Ansh Tandon

Personal information
- Born: 8 November 2001 (age 24) New Delhi, India
- Batting: Left-handed
- Bowling: Right-arm fast-medium
- Role: Bowler

International information
- National side: United Arab Emirates;
- Only ODI (cap 101): 5 April 2023 v Jersey
- T20I debut (cap 52): 25 February 2020 v Saudi Arabia
- Last T20I: 20 August 2023 v New Zealand
- Source: ESPNcricinfo, 5 April 2023

= Ansh Tandon =

Emirati cricketer (born 2001)

Ansh Tandon (born 8 November 2001) is an Indian-born cricketer who plays for the United Arab Emirates national cricket team. In February 2020, he was named in the UAE's Twenty20 International (T20I) squad for the 2020 ACC Western Region T20 qualifier tournament. He made his T20I debut against Saudi Arabia, on 25 February 2020. Prior to his T20I debut, he was named in the United Arab Emirates squad for the 2020 Under-19 Cricket World Cup, and was named as one of the team's key players.

Entries shown:
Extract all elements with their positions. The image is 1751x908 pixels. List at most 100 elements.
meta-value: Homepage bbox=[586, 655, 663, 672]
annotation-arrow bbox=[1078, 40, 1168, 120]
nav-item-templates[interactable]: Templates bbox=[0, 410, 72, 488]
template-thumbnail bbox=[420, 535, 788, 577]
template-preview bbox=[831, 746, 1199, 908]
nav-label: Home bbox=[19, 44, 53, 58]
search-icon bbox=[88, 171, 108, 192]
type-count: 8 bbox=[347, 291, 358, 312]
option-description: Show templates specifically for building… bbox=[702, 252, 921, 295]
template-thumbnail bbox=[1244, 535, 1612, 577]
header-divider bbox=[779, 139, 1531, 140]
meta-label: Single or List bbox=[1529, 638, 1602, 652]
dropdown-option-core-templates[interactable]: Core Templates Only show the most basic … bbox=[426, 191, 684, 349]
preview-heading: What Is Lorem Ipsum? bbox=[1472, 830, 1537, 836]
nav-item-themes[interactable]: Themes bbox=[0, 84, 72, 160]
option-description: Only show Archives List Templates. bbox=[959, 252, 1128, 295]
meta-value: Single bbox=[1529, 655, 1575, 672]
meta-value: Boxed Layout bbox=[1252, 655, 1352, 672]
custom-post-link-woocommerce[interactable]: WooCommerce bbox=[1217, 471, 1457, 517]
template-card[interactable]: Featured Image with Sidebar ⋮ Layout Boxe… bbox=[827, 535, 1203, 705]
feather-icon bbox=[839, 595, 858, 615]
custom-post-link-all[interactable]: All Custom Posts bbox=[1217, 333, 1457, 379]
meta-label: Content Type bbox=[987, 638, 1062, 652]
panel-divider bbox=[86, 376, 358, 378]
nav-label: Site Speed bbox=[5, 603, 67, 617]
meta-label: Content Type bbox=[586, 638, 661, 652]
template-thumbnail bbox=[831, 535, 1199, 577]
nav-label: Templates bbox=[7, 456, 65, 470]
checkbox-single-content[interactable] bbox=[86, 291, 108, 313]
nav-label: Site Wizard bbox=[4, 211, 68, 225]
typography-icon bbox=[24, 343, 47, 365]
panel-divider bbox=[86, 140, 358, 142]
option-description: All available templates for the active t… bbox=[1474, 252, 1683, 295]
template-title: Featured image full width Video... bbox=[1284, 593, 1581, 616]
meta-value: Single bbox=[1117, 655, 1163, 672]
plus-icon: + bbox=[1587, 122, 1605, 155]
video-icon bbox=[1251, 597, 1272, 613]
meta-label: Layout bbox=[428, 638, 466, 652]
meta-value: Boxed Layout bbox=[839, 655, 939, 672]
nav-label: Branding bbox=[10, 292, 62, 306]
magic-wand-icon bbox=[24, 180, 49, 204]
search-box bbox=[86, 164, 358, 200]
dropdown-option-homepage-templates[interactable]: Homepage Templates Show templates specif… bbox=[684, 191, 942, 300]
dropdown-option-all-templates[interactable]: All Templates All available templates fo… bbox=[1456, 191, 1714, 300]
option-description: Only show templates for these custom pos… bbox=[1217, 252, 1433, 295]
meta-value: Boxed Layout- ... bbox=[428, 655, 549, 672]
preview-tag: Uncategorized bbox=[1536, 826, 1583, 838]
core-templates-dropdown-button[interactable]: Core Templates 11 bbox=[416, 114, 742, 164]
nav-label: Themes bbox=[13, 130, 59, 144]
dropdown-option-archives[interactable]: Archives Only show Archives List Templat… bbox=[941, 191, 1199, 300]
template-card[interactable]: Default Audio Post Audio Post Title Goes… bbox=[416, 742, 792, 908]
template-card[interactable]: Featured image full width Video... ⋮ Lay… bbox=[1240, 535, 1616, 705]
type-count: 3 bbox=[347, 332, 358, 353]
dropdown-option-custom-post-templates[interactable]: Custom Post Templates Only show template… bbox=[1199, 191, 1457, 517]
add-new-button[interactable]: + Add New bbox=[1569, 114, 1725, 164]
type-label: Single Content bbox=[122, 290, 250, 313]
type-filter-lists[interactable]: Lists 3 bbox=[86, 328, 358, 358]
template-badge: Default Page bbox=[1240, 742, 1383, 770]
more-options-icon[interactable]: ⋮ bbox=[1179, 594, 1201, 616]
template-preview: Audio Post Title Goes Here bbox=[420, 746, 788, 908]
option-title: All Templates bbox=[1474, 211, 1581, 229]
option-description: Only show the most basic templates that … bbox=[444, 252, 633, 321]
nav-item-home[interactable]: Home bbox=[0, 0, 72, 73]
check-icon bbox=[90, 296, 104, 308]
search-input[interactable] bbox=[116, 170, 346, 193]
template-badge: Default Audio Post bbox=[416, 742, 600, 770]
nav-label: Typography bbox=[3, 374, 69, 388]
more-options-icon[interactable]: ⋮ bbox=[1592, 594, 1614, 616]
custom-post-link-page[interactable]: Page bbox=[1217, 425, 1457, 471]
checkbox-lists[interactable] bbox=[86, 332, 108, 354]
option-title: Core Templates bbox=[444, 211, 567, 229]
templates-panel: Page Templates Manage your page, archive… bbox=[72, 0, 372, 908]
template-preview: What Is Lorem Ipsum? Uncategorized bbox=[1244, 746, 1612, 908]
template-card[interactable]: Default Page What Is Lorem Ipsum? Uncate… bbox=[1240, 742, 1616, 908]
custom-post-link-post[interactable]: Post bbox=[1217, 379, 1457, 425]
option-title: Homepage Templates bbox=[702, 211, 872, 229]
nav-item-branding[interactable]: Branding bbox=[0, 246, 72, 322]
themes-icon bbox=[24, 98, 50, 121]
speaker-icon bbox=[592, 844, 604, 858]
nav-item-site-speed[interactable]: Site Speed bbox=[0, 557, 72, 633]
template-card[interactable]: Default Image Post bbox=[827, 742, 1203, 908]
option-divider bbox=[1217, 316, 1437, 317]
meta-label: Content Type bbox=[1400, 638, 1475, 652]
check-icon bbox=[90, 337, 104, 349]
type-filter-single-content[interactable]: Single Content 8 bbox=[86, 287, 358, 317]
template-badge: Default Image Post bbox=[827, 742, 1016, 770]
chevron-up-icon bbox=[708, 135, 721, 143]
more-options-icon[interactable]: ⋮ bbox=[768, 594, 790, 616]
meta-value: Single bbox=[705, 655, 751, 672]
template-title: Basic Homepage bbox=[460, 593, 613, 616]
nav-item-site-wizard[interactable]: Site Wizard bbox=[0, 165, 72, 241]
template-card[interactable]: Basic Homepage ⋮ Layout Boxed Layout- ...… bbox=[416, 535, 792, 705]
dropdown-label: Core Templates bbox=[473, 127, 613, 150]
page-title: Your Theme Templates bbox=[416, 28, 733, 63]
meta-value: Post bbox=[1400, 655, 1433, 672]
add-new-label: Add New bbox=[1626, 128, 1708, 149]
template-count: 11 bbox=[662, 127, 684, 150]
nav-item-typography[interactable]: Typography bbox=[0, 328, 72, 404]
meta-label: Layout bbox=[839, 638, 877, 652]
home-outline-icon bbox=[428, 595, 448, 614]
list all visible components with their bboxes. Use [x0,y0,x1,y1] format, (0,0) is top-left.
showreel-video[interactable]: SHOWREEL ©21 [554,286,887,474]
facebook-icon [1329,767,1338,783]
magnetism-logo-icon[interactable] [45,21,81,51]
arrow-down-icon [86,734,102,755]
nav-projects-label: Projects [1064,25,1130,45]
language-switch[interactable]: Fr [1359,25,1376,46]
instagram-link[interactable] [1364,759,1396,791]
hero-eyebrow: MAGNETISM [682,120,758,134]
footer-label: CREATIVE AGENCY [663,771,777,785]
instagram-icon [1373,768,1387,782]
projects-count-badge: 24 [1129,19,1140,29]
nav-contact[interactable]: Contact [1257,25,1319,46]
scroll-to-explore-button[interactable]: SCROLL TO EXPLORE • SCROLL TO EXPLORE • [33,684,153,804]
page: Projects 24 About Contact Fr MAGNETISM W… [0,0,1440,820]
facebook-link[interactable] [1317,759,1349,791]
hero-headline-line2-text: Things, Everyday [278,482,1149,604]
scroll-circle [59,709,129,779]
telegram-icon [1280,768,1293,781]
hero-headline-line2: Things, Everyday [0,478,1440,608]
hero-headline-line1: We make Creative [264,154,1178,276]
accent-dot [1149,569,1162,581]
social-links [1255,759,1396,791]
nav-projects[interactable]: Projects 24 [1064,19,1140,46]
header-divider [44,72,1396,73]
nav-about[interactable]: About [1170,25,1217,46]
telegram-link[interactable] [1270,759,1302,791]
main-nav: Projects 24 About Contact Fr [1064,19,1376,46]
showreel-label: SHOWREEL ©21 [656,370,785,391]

Task item A:
According to the Ansh Tandon profile, which team did he face in his only ODI?
Task item B:
Decide whether each statement agrees with the Ansh Tandon profile, and support each yes or no with the deciding words quoted from it: (i) Tandon bats right-handed. (ii) He was named in the United Arab Emirates squad for the 2020 Under-19 Cricket World Cup. (iii) His T20I debut came against Saudi Arabia.
Task item C:
Repeat the Ansh Tandon profile from "Ansh Tandon (born" up to and including "team's key players.".

Exercise solution A:
Jersey, on 5 April 2023.

Exercise solution B:
(i) No: "Batting: Left-handed"
(ii) Yes: "he was named in the United Arab Emirates squad for the 2020 Under-19 Cricket World Cup"
(iii) Yes: "He made his T20I debut against Saudi Arabia, on 25 February 2020."

Exercise solution C:
Ansh Tandon (born 8 November 2001) is an Indian-born cricketer who plays for the United Arab Emirates national cricket team. In February 2020, he was named in the UAE's Twenty20 International (T20I) squad for the 2020 ACC Western Region T20 qualifier tournament. He made his T20I debut against Saudi Arabia, on 25 February 2020. Prior to his T20I debut, he was named in the United Arab Emirates squad for the 2020 Under-19 Cricket World Cup, and was named as one of the team's key players.